──────── PROVIDED DATA ────────

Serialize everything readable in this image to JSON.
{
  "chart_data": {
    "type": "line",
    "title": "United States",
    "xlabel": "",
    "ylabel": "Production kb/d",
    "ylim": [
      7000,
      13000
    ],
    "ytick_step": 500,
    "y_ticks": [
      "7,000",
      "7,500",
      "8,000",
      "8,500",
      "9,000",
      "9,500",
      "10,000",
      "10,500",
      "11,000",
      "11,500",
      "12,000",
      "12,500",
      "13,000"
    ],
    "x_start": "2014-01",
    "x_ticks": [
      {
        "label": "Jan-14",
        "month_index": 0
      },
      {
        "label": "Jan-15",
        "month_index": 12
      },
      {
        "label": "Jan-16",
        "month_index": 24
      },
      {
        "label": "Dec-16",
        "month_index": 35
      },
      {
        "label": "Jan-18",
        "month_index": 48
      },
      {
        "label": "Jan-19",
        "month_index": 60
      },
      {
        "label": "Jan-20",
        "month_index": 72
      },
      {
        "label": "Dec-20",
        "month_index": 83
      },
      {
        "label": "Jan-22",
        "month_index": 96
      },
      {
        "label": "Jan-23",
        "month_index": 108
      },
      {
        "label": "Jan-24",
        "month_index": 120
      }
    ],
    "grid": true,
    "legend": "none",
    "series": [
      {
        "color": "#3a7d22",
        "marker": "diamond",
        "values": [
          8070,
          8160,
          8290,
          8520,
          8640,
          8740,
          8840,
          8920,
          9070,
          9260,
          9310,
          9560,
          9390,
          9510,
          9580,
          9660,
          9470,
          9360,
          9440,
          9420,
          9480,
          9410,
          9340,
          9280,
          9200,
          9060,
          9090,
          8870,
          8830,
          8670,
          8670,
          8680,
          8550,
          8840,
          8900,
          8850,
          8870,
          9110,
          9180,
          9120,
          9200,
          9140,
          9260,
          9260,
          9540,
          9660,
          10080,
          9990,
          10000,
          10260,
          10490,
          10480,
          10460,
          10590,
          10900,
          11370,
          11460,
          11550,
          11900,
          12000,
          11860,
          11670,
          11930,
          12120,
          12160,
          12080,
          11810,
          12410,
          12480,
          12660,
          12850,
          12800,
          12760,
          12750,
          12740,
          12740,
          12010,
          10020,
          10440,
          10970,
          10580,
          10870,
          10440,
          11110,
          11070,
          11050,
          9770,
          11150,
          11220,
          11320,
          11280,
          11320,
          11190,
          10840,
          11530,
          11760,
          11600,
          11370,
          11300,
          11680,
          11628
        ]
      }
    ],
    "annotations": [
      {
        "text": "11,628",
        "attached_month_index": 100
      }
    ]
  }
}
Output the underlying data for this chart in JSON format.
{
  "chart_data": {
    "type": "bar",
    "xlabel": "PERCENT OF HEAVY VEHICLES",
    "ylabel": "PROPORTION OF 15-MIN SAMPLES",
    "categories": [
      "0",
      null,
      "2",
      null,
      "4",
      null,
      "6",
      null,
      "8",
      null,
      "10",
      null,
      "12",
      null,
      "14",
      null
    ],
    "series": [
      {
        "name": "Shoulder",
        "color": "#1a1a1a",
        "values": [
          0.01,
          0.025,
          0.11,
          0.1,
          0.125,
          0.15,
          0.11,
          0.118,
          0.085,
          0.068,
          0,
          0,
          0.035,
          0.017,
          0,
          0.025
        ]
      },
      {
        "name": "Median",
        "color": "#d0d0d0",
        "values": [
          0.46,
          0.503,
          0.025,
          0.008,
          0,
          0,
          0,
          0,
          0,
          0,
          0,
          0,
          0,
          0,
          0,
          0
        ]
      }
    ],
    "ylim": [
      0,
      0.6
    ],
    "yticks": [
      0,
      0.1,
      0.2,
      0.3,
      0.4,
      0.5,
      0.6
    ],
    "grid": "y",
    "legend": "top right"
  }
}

────────

▸ STATED EXERCISE
Return all of the data word for word.

▸ THE SOLUTION
Serialize everything readable in this image to JSON.
{
  "chart_data": {
    "type": "line",
    "title": "United States",
    "xlabel": "",
    "ylabel": "Production kb/d",
    "ylim": [
      7000,
      13000
    ],
    "ytick_step": 500,
    "y_ticks": [
      "7,000",
      "7,500",
      "8,000",
      "8,500",
      "9,000",
      "9,500",
      "10,000",
      "10,500",
      "11,000",
      "11,500",
      "12,000",
      "12,500",
      "13,000"
    ],
    "x_start": "2014-01",
    "x_ticks": [
      {
        "label": "Jan-14",
        "month_index": 0
      },
      {
        "label": "Jan-15",
        "month_index": 12
      },
      {
        "label": "Jan-16",
        "month_index": 24
      },
      {
        "label": "Dec-16",
        "month_index": 35
      },
      {
        "label": "Jan-18",
        "month_index": 48
      },
      {
        "label": "Jan-19",
        "month_index": 60
      },
      {
        "label": "Jan-20",
        "month_index": 72
      },
      {
        "label": "Dec-20",
        "month_index": 83
      },
      {
        "label": "Jan-22",
        "month_index": 96
      },
      {
        "label": "Jan-23",
        "month_index": 108
      },
      {
        "label": "Jan-24",
        "month_index": 120
      }
    ],
    "grid": true,
    "legend": "none",
    "series": [
      {
        "color": "#3a7d22",
        "marker": "diamond",
        "values": [
          8070,
          8160,
          8290,
          8520,
          8640,
          8740,
          8840,
          8920,
          9070,
          9260,
          9310,
          9560,
          9390,
          9510,
          9580,
          9660,
          9470,
          9360,
          9440,
          9420,
          9480,
          9410,
          9340,
          9280,
          9200,
          9060,
          9090,
          8870,
          8830,
          8670,
          8670,
          8680,
          8550,
          8840,
          8900,
          8850,
          8870,
          9110,
          9180,
          9120,
          9200,
          9140,
          9260,
          9260,
          9540,
          9660,
          10080,
          9990,
          10000,
          10260,
          10490,
          10480,
          10460,
          10590,
          10900,
          11370,
          11460,
          11550,
          11900,
          12000,
          11860,
          11670,
          11930,
          12120,
          12160,
          12080,
          11810,
          12410,
          12480,
          12660,
          12850,
          12800,
          12760,
          12750,
          12740,
          12740,
          12010,
          10020,
          10440,
          10970,
          10580,
          10870,
          10440,
          11110,
          11070,
          11050,
          9770,
          11150,
          11220,
          11320,
          11280,
          11320,
          11190,
          10840,
          11530,
          11760,
          11600,
          11370,
          11300,
          11680,
          11628
        ]
      }
    ],
    "annotations": [
      {
        "text": "11,628",
        "attached_month_index": 100
      }
    ]
  }
}
Output the underlying data for this chart in JSON format.
{
  "chart_data": {
    "type": "bar",
    "xlabel": "PERCENT OF HEAVY VEHICLES",
    "ylabel": "PROPORTION OF 15-MIN SAMPLES",
    "categories": [
      "0",
      null,
      "2",
      null,
      "4",
      null,
      "6",
      null,
      "8",
      null,
      "10",
      null,
      "12",
      null,
      "14",
      null
    ],
    "series": [
      {
        "name": "Shoulder",
        "color": "#1a1a1a",
        "values": [
          0.01,
          0.025,
          0.11,
          0.1,
          0.125,
          0.15,
          0.11,
          0.118,
          0.085,
          0.068,
          0,
          0,
          0.035,
          0.017,
          0,
          0.025
        ]
      },
      {
        "name": "Median",
        "color": "#d0d0d0",
        "values": [
          0.46,
          0.503,
          0.025,
          0.008,
          0,
          0,
          0,
          0,
          0,
          0,
          0,
          0,
          0,
          0,
          0,
          0
        ]
      }
    ],
    "ylim": [
      0,
      0.6
    ],
    "yticks": [
      0,
      0.1,
      0.2,
      0.3,
      0.4,
      0.5,
      0.6
    ],
    "grid": "y",
    "legend": "top right"
  }
}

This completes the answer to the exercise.